> [Materials provided]:
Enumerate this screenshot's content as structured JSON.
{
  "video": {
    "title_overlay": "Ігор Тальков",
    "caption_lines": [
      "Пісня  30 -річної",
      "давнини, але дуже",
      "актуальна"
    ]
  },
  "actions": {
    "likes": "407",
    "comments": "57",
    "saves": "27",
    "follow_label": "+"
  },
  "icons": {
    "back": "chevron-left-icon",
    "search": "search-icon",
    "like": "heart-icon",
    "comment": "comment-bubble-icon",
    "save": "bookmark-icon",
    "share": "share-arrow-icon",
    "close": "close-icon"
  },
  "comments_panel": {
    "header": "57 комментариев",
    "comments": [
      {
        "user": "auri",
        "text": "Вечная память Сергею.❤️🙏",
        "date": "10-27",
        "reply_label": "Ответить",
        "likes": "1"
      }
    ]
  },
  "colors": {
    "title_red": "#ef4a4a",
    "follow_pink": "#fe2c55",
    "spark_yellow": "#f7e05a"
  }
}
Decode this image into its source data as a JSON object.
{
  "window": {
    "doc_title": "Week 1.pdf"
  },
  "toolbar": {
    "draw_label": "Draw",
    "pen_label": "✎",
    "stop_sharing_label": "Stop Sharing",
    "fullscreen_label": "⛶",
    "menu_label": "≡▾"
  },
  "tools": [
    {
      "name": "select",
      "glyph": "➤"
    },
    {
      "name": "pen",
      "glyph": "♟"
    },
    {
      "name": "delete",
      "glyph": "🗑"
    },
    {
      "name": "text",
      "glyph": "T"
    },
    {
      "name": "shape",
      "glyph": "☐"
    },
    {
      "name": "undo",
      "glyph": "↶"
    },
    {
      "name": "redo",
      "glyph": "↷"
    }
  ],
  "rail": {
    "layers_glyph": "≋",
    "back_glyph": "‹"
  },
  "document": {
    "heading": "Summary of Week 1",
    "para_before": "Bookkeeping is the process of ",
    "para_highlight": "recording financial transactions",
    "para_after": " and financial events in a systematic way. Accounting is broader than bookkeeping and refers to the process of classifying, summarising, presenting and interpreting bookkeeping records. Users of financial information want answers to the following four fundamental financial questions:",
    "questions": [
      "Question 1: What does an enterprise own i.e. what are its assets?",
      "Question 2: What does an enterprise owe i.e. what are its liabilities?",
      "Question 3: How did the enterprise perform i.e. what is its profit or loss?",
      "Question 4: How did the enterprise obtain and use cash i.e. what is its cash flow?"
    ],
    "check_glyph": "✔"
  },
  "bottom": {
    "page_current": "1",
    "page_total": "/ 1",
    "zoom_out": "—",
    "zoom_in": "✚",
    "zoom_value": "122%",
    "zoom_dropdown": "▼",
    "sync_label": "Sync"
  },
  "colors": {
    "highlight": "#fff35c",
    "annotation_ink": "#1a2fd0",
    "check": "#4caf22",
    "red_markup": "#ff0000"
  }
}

> [Requirement]:
Above are the records; retype every one exactly.

> [Task answer]:
Enumerate this screenshot's content as structured JSON.
{
  "video": {
    "title_overlay": "Ігор Тальков",
    "caption_lines": [
      "Пісня  30 -річної",
      "давнини, але дуже",
      "актуальна"
    ]
  },
  "actions": {
    "likes": "407",
    "comments": "57",
    "saves": "27",
    "follow_label": "+"
  },
  "icons": {
    "back": "chevron-left-icon",
    "search": "search-icon",
    "like": "heart-icon",
    "comment": "comment-bubble-icon",
    "save": "bookmark-icon",
    "share": "share-arrow-icon",
    "close": "close-icon"
  },
  "comments_panel": {
    "header": "57 комментариев",
    "comments": [
      {
        "user": "auri",
        "text": "Вечная память Сергею.❤️🙏",
        "date": "10-27",
        "reply_label": "Ответить",
        "likes": "1"
      }
    ]
  },
  "colors": {
    "title_red": "#ef4a4a",
    "follow_pink": "#fe2c55",
    "spark_yellow": "#f7e05a"
  }
}
Decode this image into its source data as a JSON object.
{
  "window": {
    "doc_title": "Week 1.pdf"
  },
  "toolbar": {
    "draw_label": "Draw",
    "pen_label": "✎",
    "stop_sharing_label": "Stop Sharing",
    "fullscreen_label": "⛶",
    "menu_label": "≡▾"
  },
  "tools": [
    {
      "name": "select",
      "glyph": "➤"
    },
    {
      "name": "pen",
      "glyph": "♟"
    },
    {
      "name": "delete",
      "glyph": "🗑"
    },
    {
      "name": "text",
      "glyph": "T"
    },
    {
      "name": "shape",
      "glyph": "☐"
    },
    {
      "name": "undo",
      "glyph": "↶"
    },
    {
      "name": "redo",
      "glyph": "↷"
    }
  ],
  "rail": {
    "layers_glyph": "≋",
    "back_glyph": "‹"
  },
  "document": {
    "heading": "Summary of Week 1",
    "para_before": "Bookkeeping is the process of ",
    "para_highlight": "recording financial transactions",
    "para_after": " and financial events in a systematic way. Accounting is broader than bookkeeping and refers to the process of classifying, summarising, presenting and interpreting bookkeeping records. Users of financial information want answers to the following four fundamental financial questions:",
    "questions": [
      "Question 1: What does an enterprise own i.e. what are its assets?",
      "Question 2: What does an enterprise owe i.e. what are its liabilities?",
      "Question 3: How did the enterprise perform i.e. what is its profit or loss?",
      "Question 4: How did the enterprise obtain and use cash i.e. what is its cash flow?"
    ],
    "check_glyph": "✔"
  },
  "bottom": {
    "page_current": "1",
    "page_total": "/ 1",
    "zoom_out": "—",
    "zoom_in": "✚",
    "zoom_value": "122%",
    "zoom_dropdown": "▼",
    "sync_label": "Sync"
  },
  "colors": {
    "highlight": "#fff35c",
    "annotation_ink": "#1a2fd0",
    "check": "#4caf22",
    "red_markup": "#ff0000"
  }
}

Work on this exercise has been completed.